RECORDS SUPPLIED.

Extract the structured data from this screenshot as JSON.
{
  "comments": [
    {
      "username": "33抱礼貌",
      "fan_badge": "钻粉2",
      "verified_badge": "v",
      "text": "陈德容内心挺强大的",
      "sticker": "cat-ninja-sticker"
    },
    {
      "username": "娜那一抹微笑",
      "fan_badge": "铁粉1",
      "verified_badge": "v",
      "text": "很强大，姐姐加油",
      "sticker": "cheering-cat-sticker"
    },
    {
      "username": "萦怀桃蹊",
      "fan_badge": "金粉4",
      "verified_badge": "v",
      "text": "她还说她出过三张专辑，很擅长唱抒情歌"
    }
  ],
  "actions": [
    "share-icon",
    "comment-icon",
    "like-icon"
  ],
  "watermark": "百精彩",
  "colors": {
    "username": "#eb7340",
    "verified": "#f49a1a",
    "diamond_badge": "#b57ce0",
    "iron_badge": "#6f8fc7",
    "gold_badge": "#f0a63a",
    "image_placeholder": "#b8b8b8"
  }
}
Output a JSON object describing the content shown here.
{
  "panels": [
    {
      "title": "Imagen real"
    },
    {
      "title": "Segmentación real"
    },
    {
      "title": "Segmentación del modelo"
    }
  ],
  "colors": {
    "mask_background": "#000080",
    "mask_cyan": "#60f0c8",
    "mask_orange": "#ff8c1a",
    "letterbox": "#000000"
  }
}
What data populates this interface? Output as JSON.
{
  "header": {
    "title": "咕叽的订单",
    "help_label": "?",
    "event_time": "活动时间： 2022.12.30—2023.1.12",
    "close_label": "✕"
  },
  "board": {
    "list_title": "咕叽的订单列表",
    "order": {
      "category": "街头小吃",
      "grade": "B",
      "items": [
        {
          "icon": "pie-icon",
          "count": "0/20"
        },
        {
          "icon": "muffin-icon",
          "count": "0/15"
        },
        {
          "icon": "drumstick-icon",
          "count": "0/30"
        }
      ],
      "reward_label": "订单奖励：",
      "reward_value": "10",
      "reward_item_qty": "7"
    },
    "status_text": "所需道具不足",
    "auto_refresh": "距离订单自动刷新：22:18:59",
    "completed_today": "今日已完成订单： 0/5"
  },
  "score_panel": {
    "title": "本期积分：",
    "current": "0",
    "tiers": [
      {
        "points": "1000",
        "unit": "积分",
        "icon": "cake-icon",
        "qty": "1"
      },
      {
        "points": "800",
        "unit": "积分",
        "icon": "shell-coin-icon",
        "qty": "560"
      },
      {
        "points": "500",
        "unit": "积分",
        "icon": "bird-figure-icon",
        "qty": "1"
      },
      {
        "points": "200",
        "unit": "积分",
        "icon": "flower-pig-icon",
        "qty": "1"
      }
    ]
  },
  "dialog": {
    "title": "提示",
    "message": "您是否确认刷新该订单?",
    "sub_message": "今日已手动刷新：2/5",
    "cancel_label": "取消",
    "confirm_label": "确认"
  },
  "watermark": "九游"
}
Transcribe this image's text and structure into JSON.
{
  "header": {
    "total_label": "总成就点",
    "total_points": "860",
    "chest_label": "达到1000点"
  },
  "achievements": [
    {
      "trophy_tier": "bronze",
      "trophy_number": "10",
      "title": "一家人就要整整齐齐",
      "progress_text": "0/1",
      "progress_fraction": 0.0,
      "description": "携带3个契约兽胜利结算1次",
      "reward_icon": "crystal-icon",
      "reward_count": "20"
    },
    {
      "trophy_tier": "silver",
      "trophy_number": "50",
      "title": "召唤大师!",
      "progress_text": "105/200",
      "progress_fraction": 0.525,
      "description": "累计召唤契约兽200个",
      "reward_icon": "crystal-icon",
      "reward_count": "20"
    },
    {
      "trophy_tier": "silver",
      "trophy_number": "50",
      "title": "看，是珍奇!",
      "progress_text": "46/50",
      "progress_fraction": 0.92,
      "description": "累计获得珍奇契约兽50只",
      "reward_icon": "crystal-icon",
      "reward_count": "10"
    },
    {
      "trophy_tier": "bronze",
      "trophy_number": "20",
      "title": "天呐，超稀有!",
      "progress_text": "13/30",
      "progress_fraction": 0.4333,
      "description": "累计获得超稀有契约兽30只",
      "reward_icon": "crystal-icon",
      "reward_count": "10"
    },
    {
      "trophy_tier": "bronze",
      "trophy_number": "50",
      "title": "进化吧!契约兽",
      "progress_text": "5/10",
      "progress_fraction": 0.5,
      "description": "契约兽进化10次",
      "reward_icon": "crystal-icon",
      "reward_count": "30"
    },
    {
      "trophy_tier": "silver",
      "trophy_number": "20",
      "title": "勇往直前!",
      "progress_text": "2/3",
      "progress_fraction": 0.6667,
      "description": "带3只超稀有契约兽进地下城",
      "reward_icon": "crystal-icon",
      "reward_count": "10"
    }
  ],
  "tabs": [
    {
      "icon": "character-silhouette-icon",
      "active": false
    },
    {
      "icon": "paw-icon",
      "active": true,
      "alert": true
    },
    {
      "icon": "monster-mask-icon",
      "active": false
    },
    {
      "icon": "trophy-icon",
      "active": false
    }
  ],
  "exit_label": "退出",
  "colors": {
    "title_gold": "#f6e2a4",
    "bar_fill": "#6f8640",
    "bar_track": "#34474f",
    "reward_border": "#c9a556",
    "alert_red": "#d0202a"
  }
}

REQUEST. Quote the entire listing above exactly.

SOLUTION TO THIS EXERCISE.
Extract the structured data from this screenshot as JSON.
{
  "comments": [
    {
      "username": "33抱礼貌",
      "fan_badge": "钻粉2",
      "verified_badge": "v",
      "text": "陈德容内心挺强大的",
      "sticker": "cat-ninja-sticker"
    },
    {
      "username": "娜那一抹微笑",
      "fan_badge": "铁粉1",
      "verified_badge": "v",
      "text": "很强大，姐姐加油",
      "sticker": "cheering-cat-sticker"
    },
    {
      "username": "萦怀桃蹊",
      "fan_badge": "金粉4",
      "verified_badge": "v",
      "text": "她还说她出过三张专辑，很擅长唱抒情歌"
    }
  ],
  "actions": [
    "share-icon",
    "comment-icon",
    "like-icon"
  ],
  "watermark": "百精彩",
  "colors": {
    "username": "#eb7340",
    "verified": "#f49a1a",
    "diamond_badge": "#b57ce0",
    "iron_badge": "#6f8fc7",
    "gold_badge": "#f0a63a",
    "image_placeholder": "#b8b8b8"
  }
}
Output a JSON object describing the content shown here.
{
  "panels": [
    {
      "title": "Imagen real"
    },
    {
      "title": "Segmentación real"
    },
    {
      "title": "Segmentación del modelo"
    }
  ],
  "colors": {
    "mask_background": "#000080",
    "mask_cyan": "#60f0c8",
    "mask_orange": "#ff8c1a",
    "letterbox": "#000000"
  }
}
What data populates this interface? Output as JSON.
{
  "header": {
    "title": "咕叽的订单",
    "help_label": "?",
    "event_time": "活动时间： 2022.12.30—2023.1.12",
    "close_label": "✕"
  },
  "board": {
    "list_title": "咕叽的订单列表",
    "order": {
      "category": "街头小吃",
      "grade": "B",
      "items": [
        {
          "icon": "pie-icon",
          "count": "0/20"
        },
        {
          "icon": "muffin-icon",
          "count": "0/15"
        },
        {
          "icon": "drumstick-icon",
          "count": "0/30"
        }
      ],
      "reward_label": "订单奖励：",
      "reward_value": "10",
      "reward_item_qty": "7"
    },
    "status_text": "所需道具不足",
    "auto_refresh": "距离订单自动刷新：22:18:59",
    "completed_today": "今日已完成订单： 0/5"
  },
  "score_panel": {
    "title": "本期积分：",
    "current": "0",
    "tiers": [
      {
        "points": "1000",
        "unit": "积分",
        "icon": "cake-icon",
        "qty": "1"
      },
      {
        "points": "800",
        "unit": "积分",
        "icon": "shell-coin-icon",
        "qty": "560"
      },
      {
        "points": "500",
        "unit": "积分",
        "icon": "bird-figure-icon",
        "qty": "1"
      },
      {
        "points": "200",
        "unit": "积分",
        "icon": "flower-pig-icon",
        "qty": "1"
      }
    ]
  },
  "dialog": {
    "title": "提示",
    "message": "您是否确认刷新该订单?",
    "sub_message": "今日已手动刷新：2/5",
    "cancel_label": "取消",
    "confirm_label": "确认"
  },
  "watermark": "九游"
}
Transcribe this image's text and structure into JSON.
{
  "header": {
    "total_label": "总成就点",
    "total_points": "860",
    "chest_label": "达到1000点"
  },
  "achievements": [
    {
      "trophy_tier": "bronze",
      "trophy_number": "10",
      "title": "一家人就要整整齐齐",
      "progress_text": "0/1",
      "progress_fraction": 0.0,
      "description": "携带3个契约兽胜利结算1次",
      "reward_icon": "crystal-icon",
      "reward_count": "20"
    },
    {
      "trophy_tier": "silver",
      "trophy_number": "50",
      "title": "召唤大师!",
      "progress_text": "105/200",
      "progress_fraction": 0.525,
      "description": "累计召唤契约兽200个",
      "reward_icon": "crystal-icon",
      "reward_count": "20"
    },
    {
      "trophy_tier": "silver",
      "trophy_number": "50",
      "title": "看，是珍奇!",
      "progress_text": "46/50",
      "progress_fraction": 0.92,
      "description": "累计获得珍奇契约兽50只",
      "reward_icon": "crystal-icon",
      "reward_count": "10"
    },
    {
      "trophy_tier": "bronze",
      "trophy_number": "20",
      "title": "天呐，超稀有!",
      "progress_text": "13/30",
      "progress_fraction": 0.4333,
      "description": "累计获得超稀有契约兽30只",
      "reward_icon": "crystal-icon",
      "reward_count": "10"
    },
    {
      "trophy_tier": "bronze",
      "trophy_number": "50",
      "title": "进化吧!契约兽",
      "progress_text": "5/10",
      "progress_fraction": 0.5,
      "description": "契约兽进化10次",
      "reward_icon": "crystal-icon",
      "reward_count": "30"
    },
    {
      "trophy_tier": "silver",
      "trophy_number": "20",
      "title": "勇往直前!",
      "progress_text": "2/3",
      "progress_fraction": 0.6667,
      "description": "带3只超稀有契约兽进地下城",
      "reward_icon": "crystal-icon",
      "reward_count": "10"
    }
  ],
  "tabs": [
    {
      "icon": "character-silhouette-icon",
      "active": false
    },
    {
      "icon": "paw-icon",
      "active": true,
      "alert": true
    },
    {
      "icon": "monster-mask-icon",
      "active": false
    },
    {
      "icon": "trophy-icon",
      "active": false
    }
  ],
  "exit_label": "退出",
  "colors": {
    "title_gold": "#f6e2a4",
    "bar_fill": "#6f8640",
    "bar_track": "#34474f",
    "reward_border": "#c9a556",
    "alert_red": "#d0202a"
  }
}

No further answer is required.